DATA EXTRACT.
▬▬▬
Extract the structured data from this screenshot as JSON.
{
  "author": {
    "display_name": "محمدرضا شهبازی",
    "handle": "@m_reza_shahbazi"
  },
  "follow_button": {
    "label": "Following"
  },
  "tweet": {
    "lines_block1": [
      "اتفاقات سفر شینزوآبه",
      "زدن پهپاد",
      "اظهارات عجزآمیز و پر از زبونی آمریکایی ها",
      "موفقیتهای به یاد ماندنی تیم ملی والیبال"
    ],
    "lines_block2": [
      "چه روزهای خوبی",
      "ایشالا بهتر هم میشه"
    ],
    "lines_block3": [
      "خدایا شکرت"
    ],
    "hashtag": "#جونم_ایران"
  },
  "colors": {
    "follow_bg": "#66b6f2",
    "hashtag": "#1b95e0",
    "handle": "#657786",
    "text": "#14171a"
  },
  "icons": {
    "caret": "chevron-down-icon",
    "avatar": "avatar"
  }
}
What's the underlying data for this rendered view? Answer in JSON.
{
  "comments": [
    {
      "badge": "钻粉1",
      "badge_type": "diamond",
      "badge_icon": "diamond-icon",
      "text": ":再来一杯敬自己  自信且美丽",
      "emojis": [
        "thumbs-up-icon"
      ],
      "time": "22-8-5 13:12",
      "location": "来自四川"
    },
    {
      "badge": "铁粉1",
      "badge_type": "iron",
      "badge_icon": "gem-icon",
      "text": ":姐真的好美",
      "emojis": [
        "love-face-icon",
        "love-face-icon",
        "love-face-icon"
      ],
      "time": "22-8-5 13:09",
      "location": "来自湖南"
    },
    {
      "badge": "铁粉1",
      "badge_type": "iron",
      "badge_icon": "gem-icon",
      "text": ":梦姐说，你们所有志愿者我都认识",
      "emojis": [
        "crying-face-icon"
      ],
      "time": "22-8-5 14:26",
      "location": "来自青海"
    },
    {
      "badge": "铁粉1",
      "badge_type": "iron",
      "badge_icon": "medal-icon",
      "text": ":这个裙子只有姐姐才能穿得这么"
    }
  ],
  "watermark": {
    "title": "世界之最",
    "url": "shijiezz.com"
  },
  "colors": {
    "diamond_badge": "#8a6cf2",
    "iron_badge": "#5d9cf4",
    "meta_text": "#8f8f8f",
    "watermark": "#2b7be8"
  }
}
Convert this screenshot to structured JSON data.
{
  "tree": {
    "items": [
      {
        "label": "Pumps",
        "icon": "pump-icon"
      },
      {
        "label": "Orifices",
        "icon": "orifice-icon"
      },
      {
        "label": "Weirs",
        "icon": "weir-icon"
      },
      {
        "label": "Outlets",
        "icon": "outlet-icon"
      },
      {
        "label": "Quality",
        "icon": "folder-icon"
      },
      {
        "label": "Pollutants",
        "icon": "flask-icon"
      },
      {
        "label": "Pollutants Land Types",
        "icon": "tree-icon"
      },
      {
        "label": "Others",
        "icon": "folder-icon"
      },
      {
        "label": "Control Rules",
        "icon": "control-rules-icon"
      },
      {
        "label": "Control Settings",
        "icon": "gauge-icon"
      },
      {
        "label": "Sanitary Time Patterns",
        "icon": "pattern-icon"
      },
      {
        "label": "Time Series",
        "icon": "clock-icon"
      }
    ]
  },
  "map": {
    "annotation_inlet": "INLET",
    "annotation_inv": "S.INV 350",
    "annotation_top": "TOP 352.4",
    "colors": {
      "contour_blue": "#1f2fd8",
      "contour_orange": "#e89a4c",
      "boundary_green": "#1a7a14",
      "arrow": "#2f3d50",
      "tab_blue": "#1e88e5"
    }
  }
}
▬▬▬
GOAL. Return the whole listing exactly, with every line included.

RESULT OF THE EXERCISE.
Extract the structured data from this screenshot as JSON.
{
  "author": {
    "display_name": "محمدرضا شهبازی",
    "handle": "@m_reza_shahbazi"
  },
  "follow_button": {
    "label": "Following"
  },
  "tweet": {
    "lines_block1": [
      "اتفاقات سفر شینزوآبه",
      "زدن پهپاد",
      "اظهارات عجزآمیز و پر از زبونی آمریکایی ها",
      "موفقیتهای به یاد ماندنی تیم ملی والیبال"
    ],
    "lines_block2": [
      "چه روزهای خوبی",
      "ایشالا بهتر هم میشه"
    ],
    "lines_block3": [
      "خدایا شکرت"
    ],
    "hashtag": "#جونم_ایران"
  },
  "colors": {
    "follow_bg": "#66b6f2",
    "hashtag": "#1b95e0",
    "handle": "#657786",
    "text": "#14171a"
  },
  "icons": {
    "caret": "chevron-down-icon",
    "avatar": "avatar"
  }
}
What's the underlying data for this rendered view? Answer in JSON.
{
  "comments": [
    {
      "badge": "钻粉1",
      "badge_type": "diamond",
      "badge_icon": "diamond-icon",
      "text": ":再来一杯敬自己  自信且美丽",
      "emojis": [
        "thumbs-up-icon"
      ],
      "time": "22-8-5 13:12",
      "location": "来自四川"
    },
    {
      "badge": "铁粉1",
      "badge_type": "iron",
      "badge_icon": "gem-icon",
      "text": ":姐真的好美",
      "emojis": [
        "love-face-icon",
        "love-face-icon",
        "love-face-icon"
      ],
      "time": "22-8-5 13:09",
      "location": "来自湖南"
    },
    {
      "badge": "铁粉1",
      "badge_type": "iron",
      "badge_icon": "gem-icon",
      "text": ":梦姐说，你们所有志愿者我都认识",
      "emojis": [
        "crying-face-icon"
      ],
      "time": "22-8-5 14:26",
      "location": "来自青海"
    },
    {
      "badge": "铁粉1",
      "badge_type": "iron",
      "badge_icon": "medal-icon",
      "text": ":这个裙子只有姐姐才能穿得这么"
    }
  ],
  "watermark": {
    "title": "世界之最",
    "url": "shijiezz.com"
  },
  "colors": {
    "diamond_badge": "#8a6cf2",
    "iron_badge": "#5d9cf4",
    "meta_text": "#8f8f8f",
    "watermark": "#2b7be8"
  }
}
Convert this screenshot to structured JSON data.
{
  "tree": {
    "items": [
      {
        "label": "Pumps",
        "icon": "pump-icon"
      },
      {
        "label": "Orifices",
        "icon": "orifice-icon"
      },
      {
        "label": "Weirs",
        "icon": "weir-icon"
      },
      {
        "label": "Outlets",
        "icon": "outlet-icon"
      },
      {
        "label": "Quality",
        "icon": "folder-icon"
      },
      {
        "label": "Pollutants",
        "icon": "flask-icon"
      },
      {
        "label": "Pollutants Land Types",
        "icon": "tree-icon"
      },
      {
        "label": "Others",
        "icon": "folder-icon"
      },
      {
        "label": "Control Rules",
        "icon": "control-rules-icon"
      },
      {
        "label": "Control Settings",
        "icon": "gauge-icon"
      },
      {
        "label": "Sanitary Time Patterns",
        "icon": "pattern-icon"
      },
      {
        "label": "Time Series",
        "icon": "clock-icon"
      }
    ]
  },
  "map": {
    "annotation_inlet": "INLET",
    "annotation_inv": "S.INV 350",
    "annotation_top": "TOP 352.4",
    "colors": {
      "contour_blue": "#1f2fd8",
      "contour_orange": "#e89a4c",
      "boundary_green": "#1a7a14",
      "arrow": "#2f3d50",
      "tab_blue": "#1e88e5"
    }
  }
}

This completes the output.